## start DATA FOR THE TASK

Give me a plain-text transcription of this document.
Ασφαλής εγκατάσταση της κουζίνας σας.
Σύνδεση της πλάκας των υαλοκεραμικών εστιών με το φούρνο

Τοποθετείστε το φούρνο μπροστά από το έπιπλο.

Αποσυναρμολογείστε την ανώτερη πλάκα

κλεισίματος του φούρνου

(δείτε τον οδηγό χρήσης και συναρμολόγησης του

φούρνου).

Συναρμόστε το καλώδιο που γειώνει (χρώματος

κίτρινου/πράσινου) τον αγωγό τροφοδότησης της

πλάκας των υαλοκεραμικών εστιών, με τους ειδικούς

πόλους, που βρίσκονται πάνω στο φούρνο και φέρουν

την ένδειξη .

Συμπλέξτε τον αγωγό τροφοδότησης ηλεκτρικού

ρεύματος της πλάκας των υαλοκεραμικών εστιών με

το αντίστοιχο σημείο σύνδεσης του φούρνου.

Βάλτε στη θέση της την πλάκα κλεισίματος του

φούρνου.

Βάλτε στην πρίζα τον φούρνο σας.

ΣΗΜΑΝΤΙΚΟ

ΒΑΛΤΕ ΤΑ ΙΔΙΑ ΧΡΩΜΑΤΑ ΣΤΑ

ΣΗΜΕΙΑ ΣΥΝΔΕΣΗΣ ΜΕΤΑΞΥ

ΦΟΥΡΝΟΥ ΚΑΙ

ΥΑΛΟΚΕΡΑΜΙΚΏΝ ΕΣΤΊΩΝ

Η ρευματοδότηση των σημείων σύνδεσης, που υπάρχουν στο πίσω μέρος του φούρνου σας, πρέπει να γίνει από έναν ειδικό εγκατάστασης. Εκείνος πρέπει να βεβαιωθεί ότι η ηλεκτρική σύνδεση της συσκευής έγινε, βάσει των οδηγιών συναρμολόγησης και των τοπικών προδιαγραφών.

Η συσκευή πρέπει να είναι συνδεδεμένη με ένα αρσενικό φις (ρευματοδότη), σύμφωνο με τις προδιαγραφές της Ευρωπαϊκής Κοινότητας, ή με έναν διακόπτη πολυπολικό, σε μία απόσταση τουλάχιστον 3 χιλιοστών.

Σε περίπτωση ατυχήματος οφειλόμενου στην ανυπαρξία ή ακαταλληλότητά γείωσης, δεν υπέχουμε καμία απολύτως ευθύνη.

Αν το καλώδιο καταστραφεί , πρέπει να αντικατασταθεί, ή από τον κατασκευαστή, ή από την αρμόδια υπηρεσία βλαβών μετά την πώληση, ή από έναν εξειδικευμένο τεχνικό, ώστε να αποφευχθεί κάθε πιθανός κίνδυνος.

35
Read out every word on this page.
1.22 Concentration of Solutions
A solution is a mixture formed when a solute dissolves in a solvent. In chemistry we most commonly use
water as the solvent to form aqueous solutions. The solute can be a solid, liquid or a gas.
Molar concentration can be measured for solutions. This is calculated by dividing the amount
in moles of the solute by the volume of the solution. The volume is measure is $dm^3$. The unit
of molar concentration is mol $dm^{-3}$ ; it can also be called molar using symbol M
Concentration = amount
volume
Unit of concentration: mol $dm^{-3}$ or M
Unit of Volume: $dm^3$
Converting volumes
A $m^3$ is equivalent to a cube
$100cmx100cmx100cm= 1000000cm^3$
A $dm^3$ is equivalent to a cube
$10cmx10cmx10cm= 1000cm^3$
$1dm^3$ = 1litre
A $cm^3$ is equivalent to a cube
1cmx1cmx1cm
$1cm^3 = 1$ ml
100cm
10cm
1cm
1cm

## end DATA FOR THE TASK

[SET EXERCISE]
Go over the data above and copy every line that has the word "συναρμολόγησης" in it.

[SOLVED EXERCISE]
(δείτε τον οδηγό χρήσης και συναρμολόγησης του
Η ρευματοδότηση των σημείων σύνδεσης, που υπάρχουν στο πίσω μέρος του φούρνου σας, πρέπει να γίνει από έναν ειδικό εγκατάστασης. Εκείνος πρέπει να βεβαιωθεί ότι η ηλεκτρική σύνδεση της συσκευής έγινε, βάσει των οδηγιών συναρμολόγησης και των τοπικών προδιαγραφών.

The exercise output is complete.